SHORT EXERCISE:
Your task is to output the entries below word for word.

PROVIDED DATA:

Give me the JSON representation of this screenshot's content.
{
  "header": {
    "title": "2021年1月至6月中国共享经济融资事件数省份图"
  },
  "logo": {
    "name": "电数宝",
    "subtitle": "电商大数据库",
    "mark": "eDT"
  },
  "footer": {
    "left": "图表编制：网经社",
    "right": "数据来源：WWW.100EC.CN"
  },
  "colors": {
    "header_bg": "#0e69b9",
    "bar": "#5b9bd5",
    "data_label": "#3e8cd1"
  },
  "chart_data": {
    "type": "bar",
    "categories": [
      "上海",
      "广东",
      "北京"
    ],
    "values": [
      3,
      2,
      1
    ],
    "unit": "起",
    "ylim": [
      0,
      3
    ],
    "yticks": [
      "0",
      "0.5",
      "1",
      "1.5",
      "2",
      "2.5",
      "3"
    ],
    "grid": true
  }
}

REPLY:
Give me the JSON representation of this screenshot's content.
{
  "header": {
    "title": "2021年1月至6月中国共享经济融资事件数省份图"
  },
  "logo": {
    "name": "电数宝",
    "subtitle": "电商大数据库",
    "mark": "eDT"
  },
  "footer": {
    "left": "图表编制：网经社",
    "right": "数据来源：WWW.100EC.CN"
  },
  "colors": {
    "header_bg": "#0e69b9",
    "bar": "#5b9bd5",
    "data_label": "#3e8cd1"
  },
  "chart_data": {
    "type": "bar",
    "categories": [
      "上海",
      "广东",
      "北京"
    ],
    "values": [
      3,
      2,
      1
    ],
    "unit": "起",
    "ylim": [
      0,
      3
    ],
    "yticks": [
      "0",
      "0.5",
      "1",
      "1.5",
      "2",
      "2.5",
      "3"
    ],
    "grid": true
  }
}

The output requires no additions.